What is being asked: Reproduce the records below exactly as they appear.
═══
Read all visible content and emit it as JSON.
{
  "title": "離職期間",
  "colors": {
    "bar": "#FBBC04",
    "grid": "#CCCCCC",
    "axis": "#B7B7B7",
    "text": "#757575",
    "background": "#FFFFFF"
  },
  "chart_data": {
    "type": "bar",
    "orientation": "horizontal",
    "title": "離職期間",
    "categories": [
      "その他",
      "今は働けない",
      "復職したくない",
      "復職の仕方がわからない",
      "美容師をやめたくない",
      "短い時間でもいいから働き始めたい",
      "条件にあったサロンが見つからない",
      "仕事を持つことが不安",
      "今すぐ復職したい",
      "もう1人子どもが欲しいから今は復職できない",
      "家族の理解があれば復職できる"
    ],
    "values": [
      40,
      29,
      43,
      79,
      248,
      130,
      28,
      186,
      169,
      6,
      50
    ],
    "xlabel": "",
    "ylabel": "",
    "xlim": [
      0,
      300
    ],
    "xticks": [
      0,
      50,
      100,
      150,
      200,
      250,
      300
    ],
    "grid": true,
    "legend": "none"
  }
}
═══
Written reply:
Read all visible content and emit it as JSON.
{
  "title": "離職期間",
  "colors": {
    "bar": "#FBBC04",
    "grid": "#CCCCCC",
    "axis": "#B7B7B7",
    "text": "#757575",
    "background": "#FFFFFF"
  },
  "chart_data": {
    "type": "bar",
    "orientation": "horizontal",
    "title": "離職期間",
    "categories": [
      "その他",
      "今は働けない",
      "復職したくない",
      "復職の仕方がわからない",
      "美容師をやめたくない",
      "短い時間でもいいから働き始めたい",
      "条件にあったサロンが見つからない",
      "仕事を持つことが不安",
      "今すぐ復職したい",
      "もう1人子どもが欲しいから今は復職できない",
      "家族の理解があれば復職できる"
    ],
    "values": [
      40,
      29,
      43,
      79,
      248,
      130,
      28,
      186,
      169,
      6,
      50
    ],
    "xlabel": "",
    "ylabel": "",
    "xlim": [
      0,
      300
    ],
    "xticks": [
      0,
      50,
      100,
      150,
      200,
      250,
      300
    ],
    "grid": true,
    "legend": "none"
  }
}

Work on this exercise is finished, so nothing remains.